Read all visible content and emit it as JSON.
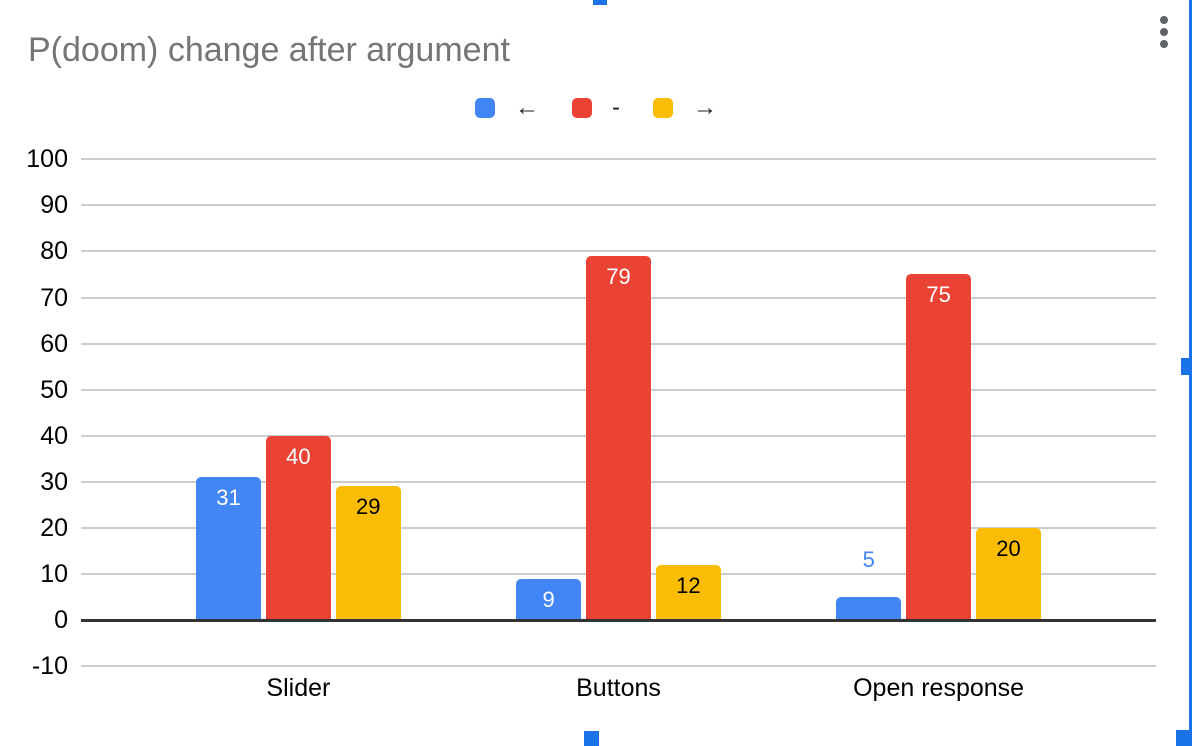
{
  "title": "P(doom) change after argument",
  "legend": {
    "items": [
      {
        "name": "left-arrow",
        "label": "←",
        "color": "#4285f4"
      },
      {
        "name": "minus",
        "label": "-",
        "color": "#ea4335"
      },
      {
        "name": "right-arrow",
        "label": "→",
        "color": "#fbbc04"
      }
    ]
  },
  "chart_data": {
    "type": "bar",
    "title": "P(doom) change after argument",
    "categories": [
      "Slider",
      "Buttons",
      "Open response"
    ],
    "series": [
      {
        "name": "←",
        "color": "#4285f4",
        "label_color_inside": "#ffffff",
        "values": [
          31,
          9,
          5
        ]
      },
      {
        "name": "-",
        "color": "#ea4335",
        "label_color_inside": "#ffffff",
        "values": [
          40,
          79,
          75
        ]
      },
      {
        "name": "→",
        "color": "#fbbc04",
        "label_color_inside": "#000000",
        "values": [
          29,
          12,
          20
        ]
      }
    ],
    "ylim": [
      -10,
      100
    ],
    "yticks": [
      100,
      90,
      80,
      70,
      60,
      50,
      40,
      30,
      20,
      10,
      0,
      -10
    ],
    "grid": true,
    "legend_position": "top",
    "value_labels": true,
    "gridline_color": "#cccccc",
    "axis_color": "#333333"
  },
  "selection": {
    "color": "#1a73e8"
  },
  "menu": {
    "more_options_icon": "kebab-vertical"
  }
}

------------------------

### Stated goal
Copy the material above exactly and drop the pictures.

### Solved problem
Read all visible content and emit it as JSON.
{
  "title": "P(doom) change after argument",
  "legend": {
    "items": [
      {
        "name": "left-arrow",
        "label": "←",
        "color": "#4285f4"
      },
      {
        "name": "minus",
        "label": "-",
        "color": "#ea4335"
      },
      {
        "name": "right-arrow",
        "label": "→",
        "color": "#fbbc04"
      }
    ]
  },
  "chart_data": {
    "type": "bar",
    "title": "P(doom) change after argument",
    "categories": [
      "Slider",
      "Buttons",
      "Open response"
    ],
    "series": [
      {
        "name": "←",
        "color": "#4285f4",
        "label_color_inside": "#ffffff",
        "values": [
          31,
          9,
          5
        ]
      },
      {
        "name": "-",
        "color": "#ea4335",
        "label_color_inside": "#ffffff",
        "values": [
          40,
          79,
          75
        ]
      },
      {
        "name": "→",
        "color": "#fbbc04",
        "label_color_inside": "#000000",
        "values": [
          29,
          12,
          20
        ]
      }
    ],
    "ylim": [
      -10,
      100
    ],
    "yticks": [
      100,
      90,
      80,
      70,
      60,
      50,
      40,
      30,
      20,
      10,
      0,
      -10
    ],
    "grid": true,
    "legend_position": "top",
    "value_labels": true,
    "gridline_color": "#cccccc",
    "axis_color": "#333333"
  },
  "selection": {
    "color": "#1a73e8"
  },
  "menu": {
    "more_options_icon": "kebab-vertical"
  }
}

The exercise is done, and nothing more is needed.